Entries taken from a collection
● ● ● ● ● ● ●

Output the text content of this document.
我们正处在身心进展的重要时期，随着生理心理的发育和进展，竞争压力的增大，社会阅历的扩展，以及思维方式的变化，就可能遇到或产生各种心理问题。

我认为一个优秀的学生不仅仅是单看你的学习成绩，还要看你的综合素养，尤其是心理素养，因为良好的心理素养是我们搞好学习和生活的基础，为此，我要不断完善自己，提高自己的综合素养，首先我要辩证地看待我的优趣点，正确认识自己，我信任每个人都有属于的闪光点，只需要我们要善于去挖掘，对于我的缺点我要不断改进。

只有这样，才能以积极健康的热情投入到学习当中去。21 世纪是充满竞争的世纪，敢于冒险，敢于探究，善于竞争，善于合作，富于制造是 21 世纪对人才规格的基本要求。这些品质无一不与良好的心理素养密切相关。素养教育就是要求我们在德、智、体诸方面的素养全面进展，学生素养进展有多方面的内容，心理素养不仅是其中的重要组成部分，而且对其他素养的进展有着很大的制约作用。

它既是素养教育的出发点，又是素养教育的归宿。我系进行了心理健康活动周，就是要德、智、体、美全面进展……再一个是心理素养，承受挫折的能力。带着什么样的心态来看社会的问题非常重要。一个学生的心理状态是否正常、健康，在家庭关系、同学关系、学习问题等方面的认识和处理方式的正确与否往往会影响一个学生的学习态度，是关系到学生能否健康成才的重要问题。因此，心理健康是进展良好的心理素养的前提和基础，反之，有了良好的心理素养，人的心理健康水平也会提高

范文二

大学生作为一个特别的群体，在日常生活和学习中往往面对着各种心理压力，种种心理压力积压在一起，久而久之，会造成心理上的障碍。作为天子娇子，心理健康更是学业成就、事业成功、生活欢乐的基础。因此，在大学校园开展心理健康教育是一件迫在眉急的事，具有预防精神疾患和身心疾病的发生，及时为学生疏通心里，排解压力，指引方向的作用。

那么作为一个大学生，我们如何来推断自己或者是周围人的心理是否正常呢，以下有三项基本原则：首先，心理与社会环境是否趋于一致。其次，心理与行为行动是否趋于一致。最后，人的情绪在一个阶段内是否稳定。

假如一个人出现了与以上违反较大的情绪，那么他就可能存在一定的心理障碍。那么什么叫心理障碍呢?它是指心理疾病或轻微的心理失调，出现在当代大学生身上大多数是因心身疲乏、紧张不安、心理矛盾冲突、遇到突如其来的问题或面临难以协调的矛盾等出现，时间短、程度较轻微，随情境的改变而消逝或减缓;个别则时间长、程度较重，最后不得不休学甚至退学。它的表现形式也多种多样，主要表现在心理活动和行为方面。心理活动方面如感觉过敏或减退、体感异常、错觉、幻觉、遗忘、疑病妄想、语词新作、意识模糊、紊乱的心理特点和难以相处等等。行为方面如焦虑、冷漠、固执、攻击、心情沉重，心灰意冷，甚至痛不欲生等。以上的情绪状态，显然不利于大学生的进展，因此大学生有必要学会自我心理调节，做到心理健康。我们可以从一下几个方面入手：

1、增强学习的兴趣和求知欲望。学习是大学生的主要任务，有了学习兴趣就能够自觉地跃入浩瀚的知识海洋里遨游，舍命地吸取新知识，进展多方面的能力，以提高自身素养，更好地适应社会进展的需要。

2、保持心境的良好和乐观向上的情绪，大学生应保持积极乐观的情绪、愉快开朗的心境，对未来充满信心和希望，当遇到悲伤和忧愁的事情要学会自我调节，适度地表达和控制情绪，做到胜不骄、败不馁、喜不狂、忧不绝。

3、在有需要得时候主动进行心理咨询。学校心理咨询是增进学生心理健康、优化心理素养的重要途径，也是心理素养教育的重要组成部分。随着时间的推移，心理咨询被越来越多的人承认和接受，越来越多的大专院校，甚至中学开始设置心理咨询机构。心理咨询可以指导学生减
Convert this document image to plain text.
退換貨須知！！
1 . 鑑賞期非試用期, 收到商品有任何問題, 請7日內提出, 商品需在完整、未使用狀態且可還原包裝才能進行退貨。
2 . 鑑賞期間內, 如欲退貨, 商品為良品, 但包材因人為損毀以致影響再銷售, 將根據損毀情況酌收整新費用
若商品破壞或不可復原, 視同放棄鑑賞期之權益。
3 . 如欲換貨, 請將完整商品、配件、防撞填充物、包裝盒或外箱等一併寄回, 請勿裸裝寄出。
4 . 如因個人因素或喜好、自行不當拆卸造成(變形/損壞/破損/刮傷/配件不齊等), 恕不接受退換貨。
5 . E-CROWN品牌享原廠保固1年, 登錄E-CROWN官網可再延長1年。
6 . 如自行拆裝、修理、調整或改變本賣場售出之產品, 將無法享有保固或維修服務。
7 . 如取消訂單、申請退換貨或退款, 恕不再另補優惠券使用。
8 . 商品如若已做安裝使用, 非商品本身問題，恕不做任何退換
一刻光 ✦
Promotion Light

● ● ● ● ● ● ●

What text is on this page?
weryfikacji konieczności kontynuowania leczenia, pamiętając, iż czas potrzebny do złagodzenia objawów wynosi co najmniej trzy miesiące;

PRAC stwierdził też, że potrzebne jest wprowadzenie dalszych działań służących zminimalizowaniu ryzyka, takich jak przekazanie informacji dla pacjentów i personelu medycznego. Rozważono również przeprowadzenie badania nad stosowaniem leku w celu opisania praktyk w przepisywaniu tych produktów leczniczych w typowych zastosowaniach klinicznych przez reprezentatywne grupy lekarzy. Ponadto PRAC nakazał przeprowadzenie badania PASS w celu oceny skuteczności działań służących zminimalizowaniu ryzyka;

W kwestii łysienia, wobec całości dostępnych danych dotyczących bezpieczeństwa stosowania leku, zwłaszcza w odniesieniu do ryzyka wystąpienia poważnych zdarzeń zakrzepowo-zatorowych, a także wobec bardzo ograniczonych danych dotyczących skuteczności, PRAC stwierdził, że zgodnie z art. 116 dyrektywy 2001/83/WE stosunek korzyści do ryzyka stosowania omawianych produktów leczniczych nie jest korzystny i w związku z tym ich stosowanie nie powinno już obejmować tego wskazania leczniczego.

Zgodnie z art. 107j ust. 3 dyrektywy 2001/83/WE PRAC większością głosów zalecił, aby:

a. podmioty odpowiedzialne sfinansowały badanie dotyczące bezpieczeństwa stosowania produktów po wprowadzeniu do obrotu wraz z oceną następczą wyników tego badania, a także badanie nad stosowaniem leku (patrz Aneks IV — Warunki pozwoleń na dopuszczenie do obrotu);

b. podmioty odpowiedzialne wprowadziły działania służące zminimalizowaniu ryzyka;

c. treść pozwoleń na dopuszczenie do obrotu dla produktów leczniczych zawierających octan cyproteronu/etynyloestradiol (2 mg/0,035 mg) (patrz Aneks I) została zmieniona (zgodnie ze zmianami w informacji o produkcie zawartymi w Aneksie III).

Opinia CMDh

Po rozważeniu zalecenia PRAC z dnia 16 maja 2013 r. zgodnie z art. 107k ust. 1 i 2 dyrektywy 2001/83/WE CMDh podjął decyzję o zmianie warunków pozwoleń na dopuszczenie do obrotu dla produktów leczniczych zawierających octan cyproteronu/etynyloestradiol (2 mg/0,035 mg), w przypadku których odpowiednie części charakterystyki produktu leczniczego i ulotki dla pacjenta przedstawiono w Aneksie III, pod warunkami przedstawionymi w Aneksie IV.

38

● ● ● ● ● ● ●

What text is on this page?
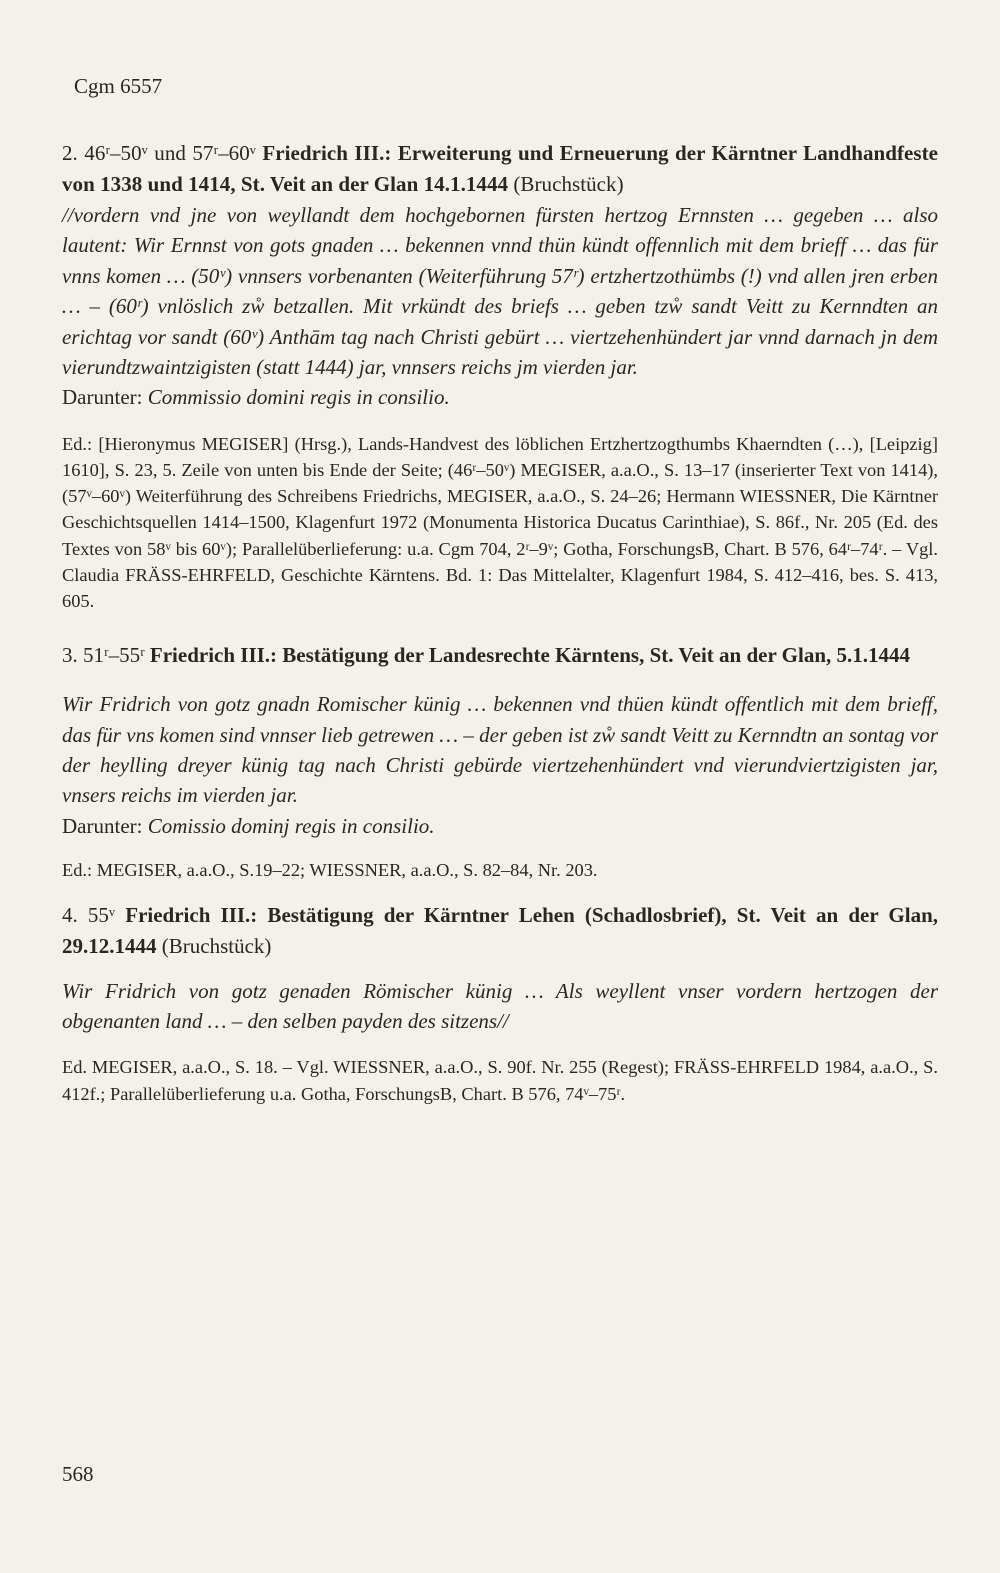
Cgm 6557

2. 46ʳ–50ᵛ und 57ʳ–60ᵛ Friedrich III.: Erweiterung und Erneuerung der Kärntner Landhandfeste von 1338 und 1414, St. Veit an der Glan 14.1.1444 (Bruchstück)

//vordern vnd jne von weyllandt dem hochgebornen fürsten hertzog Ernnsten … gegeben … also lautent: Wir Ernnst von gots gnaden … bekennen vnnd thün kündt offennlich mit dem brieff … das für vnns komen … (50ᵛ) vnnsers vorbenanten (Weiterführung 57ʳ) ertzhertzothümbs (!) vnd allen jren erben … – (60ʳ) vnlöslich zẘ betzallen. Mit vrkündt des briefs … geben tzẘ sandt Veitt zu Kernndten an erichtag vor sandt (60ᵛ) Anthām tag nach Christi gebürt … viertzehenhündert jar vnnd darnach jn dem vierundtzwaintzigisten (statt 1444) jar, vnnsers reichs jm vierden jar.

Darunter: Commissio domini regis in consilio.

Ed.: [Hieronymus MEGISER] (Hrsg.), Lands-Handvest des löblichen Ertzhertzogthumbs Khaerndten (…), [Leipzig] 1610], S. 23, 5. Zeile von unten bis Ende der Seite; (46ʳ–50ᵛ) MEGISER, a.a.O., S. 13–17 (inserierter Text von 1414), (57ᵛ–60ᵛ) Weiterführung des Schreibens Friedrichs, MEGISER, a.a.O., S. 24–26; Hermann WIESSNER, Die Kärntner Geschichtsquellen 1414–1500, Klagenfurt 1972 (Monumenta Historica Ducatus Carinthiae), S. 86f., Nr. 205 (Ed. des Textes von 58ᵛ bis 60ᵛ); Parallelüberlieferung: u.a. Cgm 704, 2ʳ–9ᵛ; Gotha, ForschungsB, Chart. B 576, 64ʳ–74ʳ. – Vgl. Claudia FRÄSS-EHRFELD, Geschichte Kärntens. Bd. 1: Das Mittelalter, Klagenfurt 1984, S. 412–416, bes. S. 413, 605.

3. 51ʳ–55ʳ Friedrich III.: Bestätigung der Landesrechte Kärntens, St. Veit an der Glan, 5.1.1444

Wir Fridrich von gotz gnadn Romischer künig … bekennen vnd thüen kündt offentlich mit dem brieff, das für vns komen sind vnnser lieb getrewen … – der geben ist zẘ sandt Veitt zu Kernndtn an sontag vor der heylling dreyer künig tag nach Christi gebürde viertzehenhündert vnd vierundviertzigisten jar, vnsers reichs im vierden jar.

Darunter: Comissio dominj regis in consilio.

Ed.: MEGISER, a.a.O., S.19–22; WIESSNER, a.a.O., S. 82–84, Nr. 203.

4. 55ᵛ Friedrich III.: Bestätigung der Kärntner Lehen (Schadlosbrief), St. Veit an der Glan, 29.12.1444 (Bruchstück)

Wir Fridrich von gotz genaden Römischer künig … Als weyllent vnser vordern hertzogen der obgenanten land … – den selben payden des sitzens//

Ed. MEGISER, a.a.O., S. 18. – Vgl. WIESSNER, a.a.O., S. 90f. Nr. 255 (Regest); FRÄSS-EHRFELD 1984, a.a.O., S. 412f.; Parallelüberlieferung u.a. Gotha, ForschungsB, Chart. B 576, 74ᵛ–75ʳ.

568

● ● ● ● ● ● ●

▸ **Objective**:
Copy down every line of the entries containing the word "bezpieczeństwa".

▸ **Result**:
W kwestii łysienia, wobec całości dostępnych danych dotyczących bezpieczeństwa stosowania leku, zwłaszcza w odniesieniu do ryzyka wystąpienia poważnych zdarzeń zakrzepowo-zatorowych, a także wobec bardzo ograniczonych danych dotyczących skuteczności, PRAC stwierdził, że zgodnie z art. 116 dyrektywy 2001/83/WE stosunek korzyści do ryzyka stosowania omawianych produktów leczniczych nie jest korzystny i w związku z tym ich stosowanie nie powinno już obejmować tego wskazania leczniczego.
a. podmioty odpowiedzialne sfinansowały badanie dotyczące bezpieczeństwa stosowania produktów po wprowadzeniu do obrotu wraz z oceną następczą wyników tego badania, a także badanie nad stosowaniem leku (patrz Aneks IV — Warunki pozwoleń na dopuszczenie do obrotu);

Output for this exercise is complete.